→ DATA FOR THE TASK

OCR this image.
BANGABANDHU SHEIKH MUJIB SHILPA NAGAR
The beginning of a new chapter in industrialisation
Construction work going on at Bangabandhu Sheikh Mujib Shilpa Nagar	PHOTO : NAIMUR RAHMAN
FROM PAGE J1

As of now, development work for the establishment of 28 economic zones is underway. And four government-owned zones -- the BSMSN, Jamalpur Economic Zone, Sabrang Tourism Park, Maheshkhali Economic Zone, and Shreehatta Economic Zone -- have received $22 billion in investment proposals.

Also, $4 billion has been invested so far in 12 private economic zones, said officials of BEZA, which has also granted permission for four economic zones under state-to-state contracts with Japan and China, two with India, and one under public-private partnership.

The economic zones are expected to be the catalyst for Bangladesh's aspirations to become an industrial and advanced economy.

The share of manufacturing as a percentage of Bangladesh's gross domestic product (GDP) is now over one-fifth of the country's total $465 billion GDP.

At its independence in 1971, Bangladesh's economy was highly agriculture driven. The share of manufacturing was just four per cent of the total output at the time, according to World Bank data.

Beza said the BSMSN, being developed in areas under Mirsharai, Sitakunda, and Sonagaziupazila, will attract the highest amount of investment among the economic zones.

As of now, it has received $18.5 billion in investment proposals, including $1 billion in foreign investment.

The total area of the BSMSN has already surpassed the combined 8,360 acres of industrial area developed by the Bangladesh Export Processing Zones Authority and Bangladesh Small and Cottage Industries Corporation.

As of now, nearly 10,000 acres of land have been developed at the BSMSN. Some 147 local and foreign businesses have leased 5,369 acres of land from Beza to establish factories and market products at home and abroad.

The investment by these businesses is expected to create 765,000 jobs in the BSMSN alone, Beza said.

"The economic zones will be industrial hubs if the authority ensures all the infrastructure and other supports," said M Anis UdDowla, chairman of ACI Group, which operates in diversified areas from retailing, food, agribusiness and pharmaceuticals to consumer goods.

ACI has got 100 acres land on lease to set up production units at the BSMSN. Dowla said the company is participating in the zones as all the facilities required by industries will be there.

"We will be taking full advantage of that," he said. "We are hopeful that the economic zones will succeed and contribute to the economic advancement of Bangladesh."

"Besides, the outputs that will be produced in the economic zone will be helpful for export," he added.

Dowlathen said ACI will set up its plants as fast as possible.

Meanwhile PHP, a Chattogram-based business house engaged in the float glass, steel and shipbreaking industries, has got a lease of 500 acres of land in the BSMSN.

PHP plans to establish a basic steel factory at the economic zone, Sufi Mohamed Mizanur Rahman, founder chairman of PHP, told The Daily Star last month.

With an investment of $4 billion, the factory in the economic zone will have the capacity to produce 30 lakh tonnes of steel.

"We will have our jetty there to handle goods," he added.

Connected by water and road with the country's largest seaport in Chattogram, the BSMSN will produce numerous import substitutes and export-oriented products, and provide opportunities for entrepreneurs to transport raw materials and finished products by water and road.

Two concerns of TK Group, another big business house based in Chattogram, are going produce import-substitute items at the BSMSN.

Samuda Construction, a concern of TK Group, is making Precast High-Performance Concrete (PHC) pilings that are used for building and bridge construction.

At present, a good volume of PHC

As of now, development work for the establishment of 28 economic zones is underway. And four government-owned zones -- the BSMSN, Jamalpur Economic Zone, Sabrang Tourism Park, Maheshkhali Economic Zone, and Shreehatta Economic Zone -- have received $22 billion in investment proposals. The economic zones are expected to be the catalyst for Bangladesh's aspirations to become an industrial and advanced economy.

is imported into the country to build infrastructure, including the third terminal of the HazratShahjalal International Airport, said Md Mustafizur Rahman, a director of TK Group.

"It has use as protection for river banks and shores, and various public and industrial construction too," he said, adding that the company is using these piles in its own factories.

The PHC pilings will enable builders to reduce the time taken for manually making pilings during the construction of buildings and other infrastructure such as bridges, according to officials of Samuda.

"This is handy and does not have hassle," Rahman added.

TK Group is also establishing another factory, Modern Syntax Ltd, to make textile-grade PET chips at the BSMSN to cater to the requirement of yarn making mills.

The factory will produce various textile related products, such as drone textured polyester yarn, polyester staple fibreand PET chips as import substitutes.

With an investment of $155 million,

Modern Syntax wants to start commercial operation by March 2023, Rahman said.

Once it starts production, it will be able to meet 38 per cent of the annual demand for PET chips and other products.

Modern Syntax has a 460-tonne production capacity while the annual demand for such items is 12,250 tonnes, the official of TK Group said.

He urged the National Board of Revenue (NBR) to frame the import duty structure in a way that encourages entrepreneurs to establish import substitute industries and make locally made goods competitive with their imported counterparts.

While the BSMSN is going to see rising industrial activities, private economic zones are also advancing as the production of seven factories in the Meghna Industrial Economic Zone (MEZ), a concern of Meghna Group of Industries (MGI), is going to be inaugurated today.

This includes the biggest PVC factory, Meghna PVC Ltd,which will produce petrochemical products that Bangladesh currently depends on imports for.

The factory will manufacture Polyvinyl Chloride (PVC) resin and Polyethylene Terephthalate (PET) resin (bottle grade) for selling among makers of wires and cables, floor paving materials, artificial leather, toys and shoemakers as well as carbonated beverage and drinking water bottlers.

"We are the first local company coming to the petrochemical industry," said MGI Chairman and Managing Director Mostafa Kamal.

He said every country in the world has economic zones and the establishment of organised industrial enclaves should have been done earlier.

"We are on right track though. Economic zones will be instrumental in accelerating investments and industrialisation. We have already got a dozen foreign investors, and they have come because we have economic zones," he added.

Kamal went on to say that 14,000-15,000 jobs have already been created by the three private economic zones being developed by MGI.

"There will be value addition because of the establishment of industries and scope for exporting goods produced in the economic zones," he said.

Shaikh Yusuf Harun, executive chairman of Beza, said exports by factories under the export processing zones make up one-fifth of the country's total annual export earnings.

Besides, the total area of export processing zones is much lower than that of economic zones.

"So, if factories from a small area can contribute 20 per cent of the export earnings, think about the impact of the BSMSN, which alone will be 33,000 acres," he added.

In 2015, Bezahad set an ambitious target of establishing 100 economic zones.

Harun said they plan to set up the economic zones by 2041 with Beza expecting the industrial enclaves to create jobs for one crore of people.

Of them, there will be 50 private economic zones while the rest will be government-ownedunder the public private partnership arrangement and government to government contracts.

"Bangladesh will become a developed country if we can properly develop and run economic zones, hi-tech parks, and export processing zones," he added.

→ WHAT IS BEING ASKED
Write down the full listing again, exactly.

→ ANSWER TO THE EXERCISE
OCR this image.
BANGABANDHU SHEIKH MUJIB SHILPA NAGAR
The beginning of a new chapter in industrialisation
Construction work going on at Bangabandhu Sheikh Mujib Shilpa Nagar	PHOTO : NAIMUR RAHMAN
FROM PAGE J1

As of now, development work for the establishment of 28 economic zones is underway. And four government-owned zones -- the BSMSN, Jamalpur Economic Zone, Sabrang Tourism Park, Maheshkhali Economic Zone, and Shreehatta Economic Zone -- have received $22 billion in investment proposals.

Also, $4 billion has been invested so far in 12 private economic zones, said officials of BEZA, which has also granted permission for four economic zones under state-to-state contracts with Japan and China, two with India, and one under public-private partnership.

The economic zones are expected to be the catalyst for Bangladesh's aspirations to become an industrial and advanced economy.

The share of manufacturing as a percentage of Bangladesh's gross domestic product (GDP) is now over one-fifth of the country's total $465 billion GDP.

At its independence in 1971, Bangladesh's economy was highly agriculture driven. The share of manufacturing was just four per cent of the total output at the time, according to World Bank data.

Beza said the BSMSN, being developed in areas under Mirsharai, Sitakunda, and Sonagaziupazila, will attract the highest amount of investment among the economic zones.

As of now, it has received $18.5 billion in investment proposals, including $1 billion in foreign investment.

The total area of the BSMSN has already surpassed the combined 8,360 acres of industrial area developed by the Bangladesh Export Processing Zones Authority and Bangladesh Small and Cottage Industries Corporation.

As of now, nearly 10,000 acres of land have been developed at the BSMSN. Some 147 local and foreign businesses have leased 5,369 acres of land from Beza to establish factories and market products at home and abroad.

The investment by these businesses is expected to create 765,000 jobs in the BSMSN alone, Beza said.

"The economic zones will be industrial hubs if the authority ensures all the infrastructure and other supports," said M Anis UdDowla, chairman of ACI Group, which operates in diversified areas from retailing, food, agribusiness and pharmaceuticals to consumer goods.

ACI has got 100 acres land on lease to set up production units at the BSMSN. Dowla said the company is participating in the zones as all the facilities required by industries will be there.

"We will be taking full advantage of that," he said. "We are hopeful that the economic zones will succeed and contribute to the economic advancement of Bangladesh."

"Besides, the outputs that will be produced in the economic zone will be helpful for export," he added.

Dowlathen said ACI will set up its plants as fast as possible.

Meanwhile PHP, a Chattogram-based business house engaged in the float glass, steel and shipbreaking industries, has got a lease of 500 acres of land in the BSMSN.

PHP plans to establish a basic steel factory at the economic zone, Sufi Mohamed Mizanur Rahman, founder chairman of PHP, told The Daily Star last month.

With an investment of $4 billion, the factory in the economic zone will have the capacity to produce 30 lakh tonnes of steel.

"We will have our jetty there to handle goods," he added.

Connected by water and road with the country's largest seaport in Chattogram, the BSMSN will produce numerous import substitutes and export-oriented products, and provide opportunities for entrepreneurs to transport raw materials and finished products by water and road.

Two concerns of TK Group, another big business house based in Chattogram, are going produce import-substitute items at the BSMSN.

Samuda Construction, a concern of TK Group, is making Precast High-Performance Concrete (PHC) pilings that are used for building and bridge construction.

At present, a good volume of PHC

As of now, development work for the establishment of 28 economic zones is underway. And four government-owned zones -- the BSMSN, Jamalpur Economic Zone, Sabrang Tourism Park, Maheshkhali Economic Zone, and Shreehatta Economic Zone -- have received $22 billion in investment proposals. The economic zones are expected to be the catalyst for Bangladesh's aspirations to become an industrial and advanced economy.

is imported into the country to build infrastructure, including the third terminal of the HazratShahjalal International Airport, said Md Mustafizur Rahman, a director of TK Group.

"It has use as protection for river banks and shores, and various public and industrial construction too," he said, adding that the company is using these piles in its own factories.

The PHC pilings will enable builders to reduce the time taken for manually making pilings during the construction of buildings and other infrastructure such as bridges, according to officials of Samuda.

"This is handy and does not have hassle," Rahman added.

TK Group is also establishing another factory, Modern Syntax Ltd, to make textile-grade PET chips at the BSMSN to cater to the requirement of yarn making mills.

The factory will produce various textile related products, such as drone textured polyester yarn, polyester staple fibreand PET chips as import substitutes.

With an investment of $155 million,

Modern Syntax wants to start commercial operation by March 2023, Rahman said.

Once it starts production, it will be able to meet 38 per cent of the annual demand for PET chips and other products.

Modern Syntax has a 460-tonne production capacity while the annual demand for such items is 12,250 tonnes, the official of TK Group said.

He urged the National Board of Revenue (NBR) to frame the import duty structure in a way that encourages entrepreneurs to establish import substitute industries and make locally made goods competitive with their imported counterparts.

While the BSMSN is going to see rising industrial activities, private economic zones are also advancing as the production of seven factories in the Meghna Industrial Economic Zone (MEZ), a concern of Meghna Group of Industries (MGI), is going to be inaugurated today.

This includes the biggest PVC factory, Meghna PVC Ltd,which will produce petrochemical products that Bangladesh currently depends on imports for.

The factory will manufacture Polyvinyl Chloride (PVC) resin and Polyethylene Terephthalate (PET) resin (bottle grade) for selling among makers of wires and cables, floor paving materials, artificial leather, toys and shoemakers as well as carbonated beverage and drinking water bottlers.

"We are the first local company coming to the petrochemical industry," said MGI Chairman and Managing Director Mostafa Kamal.

He said every country in the world has economic zones and the establishment of organised industrial enclaves should have been done earlier.

"We are on right track though. Economic zones will be instrumental in accelerating investments and industrialisation. We have already got a dozen foreign investors, and they have come because we have economic zones," he added.

Kamal went on to say that 14,000-15,000 jobs have already been created by the three private economic zones being developed by MGI.

"There will be value addition because of the establishment of industries and scope for exporting goods produced in the economic zones," he said.

Shaikh Yusuf Harun, executive chairman of Beza, said exports by factories under the export processing zones make up one-fifth of the country's total annual export earnings.

Besides, the total area of export processing zones is much lower than that of economic zones.

"So, if factories from a small area can contribute 20 per cent of the export earnings, think about the impact of the BSMSN, which alone will be 33,000 acres," he added.

In 2015, Bezahad set an ambitious target of establishing 100 economic zones.

Harun said they plan to set up the economic zones by 2041 with Beza expecting the industrial enclaves to create jobs for one crore of people.

Of them, there will be 50 private economic zones while the rest will be government-ownedunder the public private partnership arrangement and government to government contracts.

"Bangladesh will become a developed country if we can properly develop and run economic zones, hi-tech parks, and export processing zones," he added.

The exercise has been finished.